- **Exercise instructions**: Would you output the whole listing below, exactly as it reads?

BEGIN Input for this task

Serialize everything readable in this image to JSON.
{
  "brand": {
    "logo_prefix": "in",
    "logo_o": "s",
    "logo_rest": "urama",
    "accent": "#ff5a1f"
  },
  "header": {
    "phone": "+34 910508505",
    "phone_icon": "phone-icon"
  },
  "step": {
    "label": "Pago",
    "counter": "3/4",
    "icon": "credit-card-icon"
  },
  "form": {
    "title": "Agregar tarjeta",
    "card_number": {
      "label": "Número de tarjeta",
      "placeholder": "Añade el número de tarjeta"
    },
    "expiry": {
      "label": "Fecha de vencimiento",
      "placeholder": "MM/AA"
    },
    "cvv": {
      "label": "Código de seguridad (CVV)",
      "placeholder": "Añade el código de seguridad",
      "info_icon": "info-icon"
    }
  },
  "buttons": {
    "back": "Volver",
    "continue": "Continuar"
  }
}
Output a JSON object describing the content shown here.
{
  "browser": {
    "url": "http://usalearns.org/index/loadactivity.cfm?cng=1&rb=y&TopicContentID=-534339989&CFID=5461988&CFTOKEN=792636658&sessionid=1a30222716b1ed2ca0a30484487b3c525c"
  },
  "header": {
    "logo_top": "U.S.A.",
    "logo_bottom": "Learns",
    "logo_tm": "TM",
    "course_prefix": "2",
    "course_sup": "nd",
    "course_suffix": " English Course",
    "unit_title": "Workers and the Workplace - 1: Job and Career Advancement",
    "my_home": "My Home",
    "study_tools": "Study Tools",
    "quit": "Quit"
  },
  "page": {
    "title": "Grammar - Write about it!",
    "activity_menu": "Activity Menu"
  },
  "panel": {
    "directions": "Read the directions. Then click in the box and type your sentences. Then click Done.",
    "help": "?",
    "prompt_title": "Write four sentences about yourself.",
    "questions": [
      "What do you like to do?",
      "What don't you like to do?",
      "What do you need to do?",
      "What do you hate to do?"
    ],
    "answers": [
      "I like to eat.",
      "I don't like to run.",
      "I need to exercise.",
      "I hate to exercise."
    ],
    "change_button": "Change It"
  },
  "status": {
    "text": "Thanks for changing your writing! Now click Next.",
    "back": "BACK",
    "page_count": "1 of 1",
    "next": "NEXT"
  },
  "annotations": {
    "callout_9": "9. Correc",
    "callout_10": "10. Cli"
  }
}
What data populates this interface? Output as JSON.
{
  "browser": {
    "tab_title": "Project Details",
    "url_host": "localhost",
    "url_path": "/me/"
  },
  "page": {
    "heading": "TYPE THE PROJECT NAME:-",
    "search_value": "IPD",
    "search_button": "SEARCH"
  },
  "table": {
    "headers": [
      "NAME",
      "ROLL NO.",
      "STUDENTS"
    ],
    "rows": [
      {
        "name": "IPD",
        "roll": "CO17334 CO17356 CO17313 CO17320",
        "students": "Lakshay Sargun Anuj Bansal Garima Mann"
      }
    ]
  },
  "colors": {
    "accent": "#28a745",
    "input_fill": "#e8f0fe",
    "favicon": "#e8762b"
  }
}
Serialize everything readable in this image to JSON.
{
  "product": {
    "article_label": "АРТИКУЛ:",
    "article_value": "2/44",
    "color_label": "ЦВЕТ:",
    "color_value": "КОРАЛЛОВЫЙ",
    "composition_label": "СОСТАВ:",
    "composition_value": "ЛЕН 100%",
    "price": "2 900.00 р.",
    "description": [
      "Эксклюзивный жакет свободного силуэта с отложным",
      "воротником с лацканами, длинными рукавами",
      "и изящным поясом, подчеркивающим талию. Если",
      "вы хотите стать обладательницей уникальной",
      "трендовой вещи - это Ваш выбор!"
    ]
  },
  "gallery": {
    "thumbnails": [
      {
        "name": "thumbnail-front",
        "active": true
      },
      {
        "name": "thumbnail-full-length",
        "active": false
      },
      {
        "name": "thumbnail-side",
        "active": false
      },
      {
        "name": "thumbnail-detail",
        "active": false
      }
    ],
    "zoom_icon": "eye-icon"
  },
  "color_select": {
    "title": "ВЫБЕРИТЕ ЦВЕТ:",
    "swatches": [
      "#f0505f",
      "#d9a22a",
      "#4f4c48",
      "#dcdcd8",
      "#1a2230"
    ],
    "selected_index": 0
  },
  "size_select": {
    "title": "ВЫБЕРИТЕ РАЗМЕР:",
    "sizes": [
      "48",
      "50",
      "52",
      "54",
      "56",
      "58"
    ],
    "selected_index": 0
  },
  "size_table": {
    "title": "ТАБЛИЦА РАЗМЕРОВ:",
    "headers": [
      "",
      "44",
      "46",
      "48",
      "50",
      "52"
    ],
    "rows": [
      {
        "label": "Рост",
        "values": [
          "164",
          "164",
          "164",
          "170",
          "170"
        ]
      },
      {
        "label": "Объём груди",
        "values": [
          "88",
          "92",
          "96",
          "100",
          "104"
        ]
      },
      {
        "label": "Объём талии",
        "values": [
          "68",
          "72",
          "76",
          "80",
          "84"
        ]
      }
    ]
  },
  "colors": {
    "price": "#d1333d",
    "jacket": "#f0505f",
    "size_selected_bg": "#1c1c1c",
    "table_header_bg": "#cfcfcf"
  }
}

END Input for this task

- **The solution**:
Serialize everything readable in this image to JSON.
{
  "brand": {
    "logo_prefix": "in",
    "logo_o": "s",
    "logo_rest": "urama",
    "accent": "#ff5a1f"
  },
  "header": {
    "phone": "+34 910508505",
    "phone_icon": "phone-icon"
  },
  "step": {
    "label": "Pago",
    "counter": "3/4",
    "icon": "credit-card-icon"
  },
  "form": {
    "title": "Agregar tarjeta",
    "card_number": {
      "label": "Número de tarjeta",
      "placeholder": "Añade el número de tarjeta"
    },
    "expiry": {
      "label": "Fecha de vencimiento",
      "placeholder": "MM/AA"
    },
    "cvv": {
      "label": "Código de seguridad (CVV)",
      "placeholder": "Añade el código de seguridad",
      "info_icon": "info-icon"
    }
  },
  "buttons": {
    "back": "Volver",
    "continue": "Continuar"
  }
}
Output a JSON object describing the content shown here.
{
  "browser": {
    "url": "http://usalearns.org/index/loadactivity.cfm?cng=1&rb=y&TopicContentID=-534339989&CFID=5461988&CFTOKEN=792636658&sessionid=1a30222716b1ed2ca0a30484487b3c525c"
  },
  "header": {
    "logo_top": "U.S.A.",
    "logo_bottom": "Learns",
    "logo_tm": "TM",
    "course_prefix": "2",
    "course_sup": "nd",
    "course_suffix": " English Course",
    "unit_title": "Workers and the Workplace - 1: Job and Career Advancement",
    "my_home": "My Home",
    "study_tools": "Study Tools",
    "quit": "Quit"
  },
  "page": {
    "title": "Grammar - Write about it!",
    "activity_menu": "Activity Menu"
  },
  "panel": {
    "directions": "Read the directions. Then click in the box and type your sentences. Then click Done.",
    "help": "?",
    "prompt_title": "Write four sentences about yourself.",
    "questions": [
      "What do you like to do?",
      "What don't you like to do?",
      "What do you need to do?",
      "What do you hate to do?"
    ],
    "answers": [
      "I like to eat.",
      "I don't like to run.",
      "I need to exercise.",
      "I hate to exercise."
    ],
    "change_button": "Change It"
  },
  "status": {
    "text": "Thanks for changing your writing! Now click Next.",
    "back": "BACK",
    "page_count": "1 of 1",
    "next": "NEXT"
  },
  "annotations": {
    "callout_9": "9. Correc",
    "callout_10": "10. Cli"
  }
}
What data populates this interface? Output as JSON.
{
  "browser": {
    "tab_title": "Project Details",
    "url_host": "localhost",
    "url_path": "/me/"
  },
  "page": {
    "heading": "TYPE THE PROJECT NAME:-",
    "search_value": "IPD",
    "search_button": "SEARCH"
  },
  "table": {
    "headers": [
      "NAME",
      "ROLL NO.",
      "STUDENTS"
    ],
    "rows": [
      {
        "name": "IPD",
        "roll": "CO17334 CO17356 CO17313 CO17320",
        "students": "Lakshay Sargun Anuj Bansal Garima Mann"
      }
    ]
  },
  "colors": {
    "accent": "#28a745",
    "input_fill": "#e8f0fe",
    "favicon": "#e8762b"
  }
}
Serialize everything readable in this image to JSON.
{
  "product": {
    "article_label": "АРТИКУЛ:",
    "article_value": "2/44",
    "color_label": "ЦВЕТ:",
    "color_value": "КОРАЛЛОВЫЙ",
    "composition_label": "СОСТАВ:",
    "composition_value": "ЛЕН 100%",
    "price": "2 900.00 р.",
    "description": [
      "Эксклюзивный жакет свободного силуэта с отложным",
      "воротником с лацканами, длинными рукавами",
      "и изящным поясом, подчеркивающим талию. Если",
      "вы хотите стать обладательницей уникальной",
      "трендовой вещи - это Ваш выбор!"
    ]
  },
  "gallery": {
    "thumbnails": [
      {
        "name": "thumbnail-front",
        "active": true
      },
      {
        "name": "thumbnail-full-length",
        "active": false
      },
      {
        "name": "thumbnail-side",
        "active": false
      },
      {
        "name": "thumbnail-detail",
        "active": false
      }
    ],
    "zoom_icon": "eye-icon"
  },
  "color_select": {
    "title": "ВЫБЕРИТЕ ЦВЕТ:",
    "swatches": [
      "#f0505f",
      "#d9a22a",
      "#4f4c48",
      "#dcdcd8",
      "#1a2230"
    ],
    "selected_index": 0
  },
  "size_select": {
    "title": "ВЫБЕРИТЕ РАЗМЕР:",
    "sizes": [
      "48",
      "50",
      "52",
      "54",
      "56",
      "58"
    ],
    "selected_index": 0
  },
  "size_table": {
    "title": "ТАБЛИЦА РАЗМЕРОВ:",
    "headers": [
      "",
      "44",
      "46",
      "48",
      "50",
      "52"
    ],
    "rows": [
      {
        "label": "Рост",
        "values": [
          "164",
          "164",
          "164",
          "170",
          "170"
        ]
      },
      {
        "label": "Объём груди",
        "values": [
          "88",
          "92",
          "96",
          "100",
          "104"
        ]
      },
      {
        "label": "Объём талии",
        "values": [
          "68",
          "72",
          "76",
          "80",
          "84"
        ]
      }
    ]
  },
  "colors": {
    "price": "#d1333d",
    "jacket": "#f0505f",
    "size_selected_bg": "#1c1c1c",
    "table_header_bg": "#cfcfcf"
  }
}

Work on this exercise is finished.